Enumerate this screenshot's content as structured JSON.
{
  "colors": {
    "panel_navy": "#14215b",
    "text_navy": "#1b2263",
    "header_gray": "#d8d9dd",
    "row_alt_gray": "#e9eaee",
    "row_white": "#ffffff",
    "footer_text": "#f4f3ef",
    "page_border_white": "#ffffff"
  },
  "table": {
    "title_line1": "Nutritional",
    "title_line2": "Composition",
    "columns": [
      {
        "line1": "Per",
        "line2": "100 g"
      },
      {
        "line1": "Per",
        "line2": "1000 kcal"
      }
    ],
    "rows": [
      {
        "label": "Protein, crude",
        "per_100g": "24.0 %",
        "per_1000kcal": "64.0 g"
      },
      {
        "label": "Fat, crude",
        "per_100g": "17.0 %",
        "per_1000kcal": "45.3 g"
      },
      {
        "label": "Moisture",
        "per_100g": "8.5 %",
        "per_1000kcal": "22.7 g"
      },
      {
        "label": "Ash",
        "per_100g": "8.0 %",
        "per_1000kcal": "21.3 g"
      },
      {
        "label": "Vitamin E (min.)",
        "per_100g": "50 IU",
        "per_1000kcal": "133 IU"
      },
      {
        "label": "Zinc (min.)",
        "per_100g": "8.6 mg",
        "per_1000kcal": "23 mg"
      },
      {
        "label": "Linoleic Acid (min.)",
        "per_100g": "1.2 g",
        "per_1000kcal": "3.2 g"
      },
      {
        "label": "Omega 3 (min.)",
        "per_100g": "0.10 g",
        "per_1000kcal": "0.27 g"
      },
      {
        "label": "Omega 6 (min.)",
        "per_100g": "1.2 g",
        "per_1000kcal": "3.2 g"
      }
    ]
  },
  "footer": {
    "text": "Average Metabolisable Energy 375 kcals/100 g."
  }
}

####

TASK PROMPT: Find the word "ffffff" in the entries, and copy every line it shows up in.

SOLVED EXERCISE:
    "row_white": "#ffffff",
    "page_border_white": "#ffffff"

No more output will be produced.